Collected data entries

——————

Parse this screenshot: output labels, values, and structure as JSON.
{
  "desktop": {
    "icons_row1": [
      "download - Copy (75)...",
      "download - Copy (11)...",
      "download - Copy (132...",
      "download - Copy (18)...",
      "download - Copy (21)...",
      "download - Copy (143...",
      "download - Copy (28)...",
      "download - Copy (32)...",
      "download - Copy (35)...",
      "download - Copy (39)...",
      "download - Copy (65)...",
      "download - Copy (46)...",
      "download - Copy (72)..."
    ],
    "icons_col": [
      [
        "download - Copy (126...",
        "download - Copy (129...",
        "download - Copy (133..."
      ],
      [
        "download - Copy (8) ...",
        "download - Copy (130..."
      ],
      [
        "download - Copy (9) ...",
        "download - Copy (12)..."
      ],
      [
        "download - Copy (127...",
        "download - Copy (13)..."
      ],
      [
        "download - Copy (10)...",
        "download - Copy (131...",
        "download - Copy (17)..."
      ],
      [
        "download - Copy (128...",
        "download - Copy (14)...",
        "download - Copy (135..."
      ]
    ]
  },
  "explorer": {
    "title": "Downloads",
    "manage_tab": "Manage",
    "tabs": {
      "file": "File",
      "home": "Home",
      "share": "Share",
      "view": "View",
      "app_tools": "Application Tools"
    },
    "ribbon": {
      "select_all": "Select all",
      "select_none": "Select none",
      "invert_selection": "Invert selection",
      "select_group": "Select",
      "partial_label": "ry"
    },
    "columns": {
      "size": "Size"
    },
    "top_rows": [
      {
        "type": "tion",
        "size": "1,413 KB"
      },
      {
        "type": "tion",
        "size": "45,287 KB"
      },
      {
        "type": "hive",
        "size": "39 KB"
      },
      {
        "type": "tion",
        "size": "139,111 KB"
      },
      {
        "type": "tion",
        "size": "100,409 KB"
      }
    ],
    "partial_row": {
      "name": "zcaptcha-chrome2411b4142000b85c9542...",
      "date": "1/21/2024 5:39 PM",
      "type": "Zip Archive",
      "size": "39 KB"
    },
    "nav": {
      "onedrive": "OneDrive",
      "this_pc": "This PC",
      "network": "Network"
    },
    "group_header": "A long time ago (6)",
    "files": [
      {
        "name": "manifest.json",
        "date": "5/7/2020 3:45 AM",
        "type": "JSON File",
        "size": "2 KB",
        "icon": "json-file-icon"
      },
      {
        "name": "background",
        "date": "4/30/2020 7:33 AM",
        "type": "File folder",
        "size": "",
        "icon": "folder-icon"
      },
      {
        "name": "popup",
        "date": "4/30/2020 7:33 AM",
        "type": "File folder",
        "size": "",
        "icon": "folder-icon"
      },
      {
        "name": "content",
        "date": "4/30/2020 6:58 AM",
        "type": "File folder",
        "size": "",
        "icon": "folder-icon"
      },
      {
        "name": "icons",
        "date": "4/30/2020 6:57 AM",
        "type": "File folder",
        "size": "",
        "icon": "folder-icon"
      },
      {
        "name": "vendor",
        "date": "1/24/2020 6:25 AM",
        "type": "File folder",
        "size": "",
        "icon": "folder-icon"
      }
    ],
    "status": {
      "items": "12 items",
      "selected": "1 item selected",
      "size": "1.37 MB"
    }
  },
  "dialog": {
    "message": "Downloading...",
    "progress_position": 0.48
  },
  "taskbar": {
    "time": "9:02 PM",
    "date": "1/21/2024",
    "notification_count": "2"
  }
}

——————

_Goal_
Transcribe the whole listing exactly.

_Solution to this exercise_
Parse this screenshot: output labels, values, and structure as JSON.
{
  "desktop": {
    "icons_row1": [
      "download - Copy (75)...",
      "download - Copy (11)...",
      "download - Copy (132...",
      "download - Copy (18)...",
      "download - Copy (21)...",
      "download - Copy (143...",
      "download - Copy (28)...",
      "download - Copy (32)...",
      "download - Copy (35)...",
      "download - Copy (39)...",
      "download - Copy (65)...",
      "download - Copy (46)...",
      "download - Copy (72)..."
    ],
    "icons_col": [
      [
        "download - Copy (126...",
        "download - Copy (129...",
        "download - Copy (133..."
      ],
      [
        "download - Copy (8) ...",
        "download - Copy (130..."
      ],
      [
        "download - Copy (9) ...",
        "download - Copy (12)..."
      ],
      [
        "download - Copy (127...",
        "download - Copy (13)..."
      ],
      [
        "download - Copy (10)...",
        "download - Copy (131...",
        "download - Copy (17)..."
      ],
      [
        "download - Copy (128...",
        "download - Copy (14)...",
        "download - Copy (135..."
      ]
    ]
  },
  "explorer": {
    "title": "Downloads",
    "manage_tab": "Manage",
    "tabs": {
      "file": "File",
      "home": "Home",
      "share": "Share",
      "view": "View",
      "app_tools": "Application Tools"
    },
    "ribbon": {
      "select_all": "Select all",
      "select_none": "Select none",
      "invert_selection": "Invert selection",
      "select_group": "Select",
      "partial_label": "ry"
    },
    "columns": {
      "size": "Size"
    },
    "top_rows": [
      {
        "type": "tion",
        "size": "1,413 KB"
      },
      {
        "type": "tion",
        "size": "45,287 KB"
      },
      {
        "type": "hive",
        "size": "39 KB"
      },
      {
        "type": "tion",
        "size": "139,111 KB"
      },
      {
        "type": "tion",
        "size": "100,409 KB"
      }
    ],
    "partial_row": {
      "name": "zcaptcha-chrome2411b4142000b85c9542...",
      "date": "1/21/2024 5:39 PM",
      "type": "Zip Archive",
      "size": "39 KB"
    },
    "nav": {
      "onedrive": "OneDrive",
      "this_pc": "This PC",
      "network": "Network"
    },
    "group_header": "A long time ago (6)",
    "files": [
      {
        "name": "manifest.json",
        "date": "5/7/2020 3:45 AM",
        "type": "JSON File",
        "size": "2 KB",
        "icon": "json-file-icon"
      },
      {
        "name": "background",
        "date": "4/30/2020 7:33 AM",
        "type": "File folder",
        "size": "",
        "icon": "folder-icon"
      },
      {
        "name": "popup",
        "date": "4/30/2020 7:33 AM",
        "type": "File folder",
        "size": "",
        "icon": "folder-icon"
      },
      {
        "name": "content",
        "date": "4/30/2020 6:58 AM",
        "type": "File folder",
        "size": "",
        "icon": "folder-icon"
      },
      {
        "name": "icons",
        "date": "4/30/2020 6:57 AM",
        "type": "File folder",
        "size": "",
        "icon": "folder-icon"
      },
      {
        "name": "vendor",
        "date": "1/24/2020 6:25 AM",
        "type": "File folder",
        "size": "",
        "icon": "folder-icon"
      }
    ],
    "status": {
      "items": "12 items",
      "selected": "1 item selected",
      "size": "1.37 MB"
    }
  },
  "dialog": {
    "message": "Downloading...",
    "progress_position": 0.48
  },
  "taskbar": {
    "time": "9:02 PM",
    "date": "1/21/2024",
    "notification_count": "2"
  }
}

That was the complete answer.